■ What you will do
Return all of the data exactly as given.

■ Extracted information
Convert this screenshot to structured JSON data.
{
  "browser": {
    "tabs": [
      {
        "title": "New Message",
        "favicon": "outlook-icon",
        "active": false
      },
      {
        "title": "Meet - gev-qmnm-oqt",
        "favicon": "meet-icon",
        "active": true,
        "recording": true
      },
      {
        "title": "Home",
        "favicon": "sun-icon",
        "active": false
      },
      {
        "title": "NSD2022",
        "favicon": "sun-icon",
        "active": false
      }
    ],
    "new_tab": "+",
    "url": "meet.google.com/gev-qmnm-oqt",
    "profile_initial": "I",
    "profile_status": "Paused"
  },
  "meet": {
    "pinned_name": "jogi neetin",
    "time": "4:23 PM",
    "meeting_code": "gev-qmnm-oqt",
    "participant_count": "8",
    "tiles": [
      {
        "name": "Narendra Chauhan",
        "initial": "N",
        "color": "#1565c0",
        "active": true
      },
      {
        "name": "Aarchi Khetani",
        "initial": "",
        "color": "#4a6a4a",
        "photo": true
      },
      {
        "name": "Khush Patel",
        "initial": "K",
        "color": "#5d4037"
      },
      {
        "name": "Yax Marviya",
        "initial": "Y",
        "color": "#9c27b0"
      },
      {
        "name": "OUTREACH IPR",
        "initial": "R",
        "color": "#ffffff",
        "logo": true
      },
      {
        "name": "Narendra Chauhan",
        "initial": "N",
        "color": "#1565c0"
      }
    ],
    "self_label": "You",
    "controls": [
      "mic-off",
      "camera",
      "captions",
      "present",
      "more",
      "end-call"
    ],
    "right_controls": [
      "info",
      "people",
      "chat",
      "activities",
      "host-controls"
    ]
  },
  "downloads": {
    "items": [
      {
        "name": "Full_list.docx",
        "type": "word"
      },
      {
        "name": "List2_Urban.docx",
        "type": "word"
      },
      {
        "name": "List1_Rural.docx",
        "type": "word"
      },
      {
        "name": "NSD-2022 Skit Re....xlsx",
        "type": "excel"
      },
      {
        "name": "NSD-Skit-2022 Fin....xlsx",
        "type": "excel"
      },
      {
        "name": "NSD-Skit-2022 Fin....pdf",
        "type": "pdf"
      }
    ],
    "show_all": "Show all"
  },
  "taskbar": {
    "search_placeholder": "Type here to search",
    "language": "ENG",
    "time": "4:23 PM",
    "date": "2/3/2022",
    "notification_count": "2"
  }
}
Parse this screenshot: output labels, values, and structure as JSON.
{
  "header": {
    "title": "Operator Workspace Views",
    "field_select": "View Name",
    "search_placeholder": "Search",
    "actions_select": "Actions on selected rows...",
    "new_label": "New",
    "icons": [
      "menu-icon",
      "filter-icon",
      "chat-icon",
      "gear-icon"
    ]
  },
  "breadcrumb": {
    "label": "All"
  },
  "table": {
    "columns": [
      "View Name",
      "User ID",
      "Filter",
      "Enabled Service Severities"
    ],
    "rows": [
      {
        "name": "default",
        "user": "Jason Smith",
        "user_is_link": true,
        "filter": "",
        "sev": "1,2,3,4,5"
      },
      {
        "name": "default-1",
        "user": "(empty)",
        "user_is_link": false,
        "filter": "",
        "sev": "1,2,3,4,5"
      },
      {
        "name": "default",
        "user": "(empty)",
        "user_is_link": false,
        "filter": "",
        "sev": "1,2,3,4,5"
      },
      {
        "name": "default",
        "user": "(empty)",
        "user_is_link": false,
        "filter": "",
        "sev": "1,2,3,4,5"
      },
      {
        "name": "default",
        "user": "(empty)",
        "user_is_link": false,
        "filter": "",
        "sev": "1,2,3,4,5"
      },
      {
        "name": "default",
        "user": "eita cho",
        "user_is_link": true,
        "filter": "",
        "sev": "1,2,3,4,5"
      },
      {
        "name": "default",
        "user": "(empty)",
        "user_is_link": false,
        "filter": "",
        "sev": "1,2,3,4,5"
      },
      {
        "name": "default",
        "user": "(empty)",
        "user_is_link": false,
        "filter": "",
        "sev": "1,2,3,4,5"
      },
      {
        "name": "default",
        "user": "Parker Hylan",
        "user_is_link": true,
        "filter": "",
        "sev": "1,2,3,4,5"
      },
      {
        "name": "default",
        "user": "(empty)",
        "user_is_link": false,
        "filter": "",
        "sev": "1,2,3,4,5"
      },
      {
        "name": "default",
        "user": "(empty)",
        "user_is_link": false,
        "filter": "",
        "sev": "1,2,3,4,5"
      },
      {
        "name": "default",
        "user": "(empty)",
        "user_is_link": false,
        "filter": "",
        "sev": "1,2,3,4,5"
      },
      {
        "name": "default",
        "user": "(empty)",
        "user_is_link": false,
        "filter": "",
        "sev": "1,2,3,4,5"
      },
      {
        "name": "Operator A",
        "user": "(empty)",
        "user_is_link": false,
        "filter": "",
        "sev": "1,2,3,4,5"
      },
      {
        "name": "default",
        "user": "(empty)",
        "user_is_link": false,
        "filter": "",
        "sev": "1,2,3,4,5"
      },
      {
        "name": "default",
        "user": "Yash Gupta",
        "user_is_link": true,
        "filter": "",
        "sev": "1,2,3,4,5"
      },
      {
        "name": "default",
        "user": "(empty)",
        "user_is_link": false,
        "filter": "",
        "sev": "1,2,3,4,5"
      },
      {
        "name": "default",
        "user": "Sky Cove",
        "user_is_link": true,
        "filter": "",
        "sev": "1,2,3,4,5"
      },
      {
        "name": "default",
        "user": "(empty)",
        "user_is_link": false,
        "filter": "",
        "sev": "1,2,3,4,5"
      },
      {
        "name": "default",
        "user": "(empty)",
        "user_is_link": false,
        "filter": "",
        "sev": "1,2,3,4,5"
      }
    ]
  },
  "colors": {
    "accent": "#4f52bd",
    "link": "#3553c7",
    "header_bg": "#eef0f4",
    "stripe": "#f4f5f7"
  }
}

■ Result
Convert this screenshot to structured JSON data.
{
  "browser": {
    "tabs": [
      {
        "title": "New Message",
        "favicon": "outlook-icon",
        "active": false
      },
      {
        "title": "Meet - gev-qmnm-oqt",
        "favicon": "meet-icon",
        "active": true,
        "recording": true
      },
      {
        "title": "Home",
        "favicon": "sun-icon",
        "active": false
      },
      {
        "title": "NSD2022",
        "favicon": "sun-icon",
        "active": false
      }
    ],
    "new_tab": "+",
    "url": "meet.google.com/gev-qmnm-oqt",
    "profile_initial": "I",
    "profile_status": "Paused"
  },
  "meet": {
    "pinned_name": "jogi neetin",
    "time": "4:23 PM",
    "meeting_code": "gev-qmnm-oqt",
    "participant_count": "8",
    "tiles": [
      {
        "name": "Narendra Chauhan",
        "initial": "N",
        "color": "#1565c0",
        "active": true
      },
      {
        "name": "Aarchi Khetani",
        "initial": "",
        "color": "#4a6a4a",
        "photo": true
      },
      {
        "name": "Khush Patel",
        "initial": "K",
        "color": "#5d4037"
      },
      {
        "name": "Yax Marviya",
        "initial": "Y",
        "color": "#9c27b0"
      },
      {
        "name": "OUTREACH IPR",
        "initial": "R",
        "color": "#ffffff",
        "logo": true
      },
      {
        "name": "Narendra Chauhan",
        "initial": "N",
        "color": "#1565c0"
      }
    ],
    "self_label": "You",
    "controls": [
      "mic-off",
      "camera",
      "captions",
      "present",
      "more",
      "end-call"
    ],
    "right_controls": [
      "info",
      "people",
      "chat",
      "activities",
      "host-controls"
    ]
  },
  "downloads": {
    "items": [
      {
        "name": "Full_list.docx",
        "type": "word"
      },
      {
        "name": "List2_Urban.docx",
        "type": "word"
      },
      {
        "name": "List1_Rural.docx",
        "type": "word"
      },
      {
        "name": "NSD-2022 Skit Re....xlsx",
        "type": "excel"
      },
      {
        "name": "NSD-Skit-2022 Fin....xlsx",
        "type": "excel"
      },
      {
        "name": "NSD-Skit-2022 Fin....pdf",
        "type": "pdf"
      }
    ],
    "show_all": "Show all"
  },
  "taskbar": {
    "search_placeholder": "Type here to search",
    "language": "ENG",
    "time": "4:23 PM",
    "date": "2/3/2022",
    "notification_count": "2"
  }
}
Parse this screenshot: output labels, values, and structure as JSON.
{
  "header": {
    "title": "Operator Workspace Views",
    "field_select": "View Name",
    "search_placeholder": "Search",
    "actions_select": "Actions on selected rows...",
    "new_label": "New",
    "icons": [
      "menu-icon",
      "filter-icon",
      "chat-icon",
      "gear-icon"
    ]
  },
  "breadcrumb": {
    "label": "All"
  },
  "table": {
    "columns": [
      "View Name",
      "User ID",
      "Filter",
      "Enabled Service Severities"
    ],
    "rows": [
      {
        "name": "default",
        "user": "Jason Smith",
        "user_is_link": true,
        "filter": "",
        "sev": "1,2,3,4,5"
      },
      {
        "name": "default-1",
        "user": "(empty)",
        "user_is_link": false,
        "filter": "",
        "sev": "1,2,3,4,5"
      },
      {
        "name": "default",
        "user": "(empty)",
        "user_is_link": false,
        "filter": "",
        "sev": "1,2,3,4,5"
      },
      {
        "name": "default",
        "user": "(empty)",
        "user_is_link": false,
        "filter": "",
        "sev": "1,2,3,4,5"
      },
      {
        "name": "default",
        "user": "(empty)",
        "user_is_link": false,
        "filter": "",
        "sev": "1,2,3,4,5"
      },
      {
        "name": "default",
        "user": "eita cho",
        "user_is_link": true,
        "filter": "",
        "sev": "1,2,3,4,5"
      },
      {
        "name": "default",
        "user": "(empty)",
        "user_is_link": false,
        "filter": "",
        "sev": "1,2,3,4,5"
      },
      {
        "name": "default",
        "user": "(empty)",
        "user_is_link": false,
        "filter": "",
        "sev": "1,2,3,4,5"
      },
      {
        "name": "default",
        "user": "Parker Hylan",
        "user_is_link": true,
        "filter": "",
        "sev": "1,2,3,4,5"
      },
      {
        "name": "default",
        "user": "(empty)",
        "user_is_link": false,
        "filter": "",
        "sev": "1,2,3,4,5"
      },
      {
        "name": "default",
        "user": "(empty)",
        "user_is_link": false,
        "filter": "",
        "sev": "1,2,3,4,5"
      },
      {
        "name": "default",
        "user": "(empty)",
        "user_is_link": false,
        "filter": "",
        "sev": "1,2,3,4,5"
      },
      {
        "name": "default",
        "user": "(empty)",
        "user_is_link": false,
        "filter": "",
        "sev": "1,2,3,4,5"
      },
      {
        "name": "Operator A",
        "user": "(empty)",
        "user_is_link": false,
        "filter": "",
        "sev": "1,2,3,4,5"
      },
      {
        "name": "default",
        "user": "(empty)",
        "user_is_link": false,
        "filter": "",
        "sev": "1,2,3,4,5"
      },
      {
        "name": "default",
        "user": "Yash Gupta",
        "user_is_link": true,
        "filter": "",
        "sev": "1,2,3,4,5"
      },
      {
        "name": "default",
        "user": "(empty)",
        "user_is_link": false,
        "filter": "",
        "sev": "1,2,3,4,5"
      },
      {
        "name": "default",
        "user": "Sky Cove",
        "user_is_link": true,
        "filter": "",
        "sev": "1,2,3,4,5"
      },
      {
        "name": "default",
        "user": "(empty)",
        "user_is_link": false,
        "filter": "",
        "sev": "1,2,3,4,5"
      },
      {
        "name": "default",
        "user": "(empty)",
        "user_is_link": false,
        "filter": "",
        "sev": "1,2,3,4,5"
      }
    ]
  },
  "colors": {
    "accent": "#4f52bd",
    "link": "#3553c7",
    "header_bg": "#eef0f4",
    "stripe": "#f4f5f7"
  }
}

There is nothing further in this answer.